◆ The problem:
Set down the entries once more, exactly as they are written.

◆ Data extracted from a collection:
################

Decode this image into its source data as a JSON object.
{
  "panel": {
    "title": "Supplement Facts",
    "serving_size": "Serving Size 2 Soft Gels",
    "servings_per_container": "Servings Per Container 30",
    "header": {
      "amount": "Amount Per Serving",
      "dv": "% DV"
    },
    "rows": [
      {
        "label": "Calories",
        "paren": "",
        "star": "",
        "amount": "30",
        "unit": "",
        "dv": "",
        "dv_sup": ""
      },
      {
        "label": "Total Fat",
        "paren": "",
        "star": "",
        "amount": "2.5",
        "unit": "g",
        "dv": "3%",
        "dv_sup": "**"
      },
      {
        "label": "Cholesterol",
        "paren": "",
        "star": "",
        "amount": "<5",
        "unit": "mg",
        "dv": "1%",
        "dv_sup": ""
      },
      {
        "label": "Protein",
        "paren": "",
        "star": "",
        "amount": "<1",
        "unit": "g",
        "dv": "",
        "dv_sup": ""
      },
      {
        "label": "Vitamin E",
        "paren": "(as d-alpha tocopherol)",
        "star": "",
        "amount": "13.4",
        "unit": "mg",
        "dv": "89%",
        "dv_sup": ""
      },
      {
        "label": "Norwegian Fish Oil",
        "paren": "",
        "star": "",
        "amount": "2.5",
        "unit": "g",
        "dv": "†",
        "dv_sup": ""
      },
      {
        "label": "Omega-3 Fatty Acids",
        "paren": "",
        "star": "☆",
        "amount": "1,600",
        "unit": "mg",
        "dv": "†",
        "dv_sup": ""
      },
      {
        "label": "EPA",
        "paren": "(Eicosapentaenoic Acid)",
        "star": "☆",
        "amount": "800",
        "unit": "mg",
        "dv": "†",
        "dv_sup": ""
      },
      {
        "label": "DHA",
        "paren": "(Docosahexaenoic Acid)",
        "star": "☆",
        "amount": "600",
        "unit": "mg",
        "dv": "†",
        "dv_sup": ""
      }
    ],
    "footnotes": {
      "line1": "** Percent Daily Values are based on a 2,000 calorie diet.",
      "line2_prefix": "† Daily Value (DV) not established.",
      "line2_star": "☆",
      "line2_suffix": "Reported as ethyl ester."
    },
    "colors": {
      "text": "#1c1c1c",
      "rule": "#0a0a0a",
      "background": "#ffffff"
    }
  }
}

################

◆ Solution to the problem:
Decode this image into its source data as a JSON object.
{
  "panel": {
    "title": "Supplement Facts",
    "serving_size": "Serving Size 2 Soft Gels",
    "servings_per_container": "Servings Per Container 30",
    "header": {
      "amount": "Amount Per Serving",
      "dv": "% DV"
    },
    "rows": [
      {
        "label": "Calories",
        "paren": "",
        "star": "",
        "amount": "30",
        "unit": "",
        "dv": "",
        "dv_sup": ""
      },
      {
        "label": "Total Fat",
        "paren": "",
        "star": "",
        "amount": "2.5",
        "unit": "g",
        "dv": "3%",
        "dv_sup": "**"
      },
      {
        "label": "Cholesterol",
        "paren": "",
        "star": "",
        "amount": "<5",
        "unit": "mg",
        "dv": "1%",
        "dv_sup": ""
      },
      {
        "label": "Protein",
        "paren": "",
        "star": "",
        "amount": "<1",
        "unit": "g",
        "dv": "",
        "dv_sup": ""
      },
      {
        "label": "Vitamin E",
        "paren": "(as d-alpha tocopherol)",
        "star": "",
        "amount": "13.4",
        "unit": "mg",
        "dv": "89%",
        "dv_sup": ""
      },
      {
        "label": "Norwegian Fish Oil",
        "paren": "",
        "star": "",
        "amount": "2.5",
        "unit": "g",
        "dv": "†",
        "dv_sup": ""
      },
      {
        "label": "Omega-3 Fatty Acids",
        "paren": "",
        "star": "☆",
        "amount": "1,600",
        "unit": "mg",
        "dv": "†",
        "dv_sup": ""
      },
      {
        "label": "EPA",
        "paren": "(Eicosapentaenoic Acid)",
        "star": "☆",
        "amount": "800",
        "unit": "mg",
        "dv": "†",
        "dv_sup": ""
      },
      {
        "label": "DHA",
        "paren": "(Docosahexaenoic Acid)",
        "star": "☆",
        "amount": "600",
        "unit": "mg",
        "dv": "†",
        "dv_sup": ""
      }
    ],
    "footnotes": {
      "line1": "** Percent Daily Values are based on a 2,000 calorie diet.",
      "line2_prefix": "† Daily Value (DV) not established.",
      "line2_star": "☆",
      "line2_suffix": "Reported as ethyl ester."
    },
    "colors": {
      "text": "#1c1c1c",
      "rule": "#0a0a0a",
      "background": "#ffffff"
    }
  }
}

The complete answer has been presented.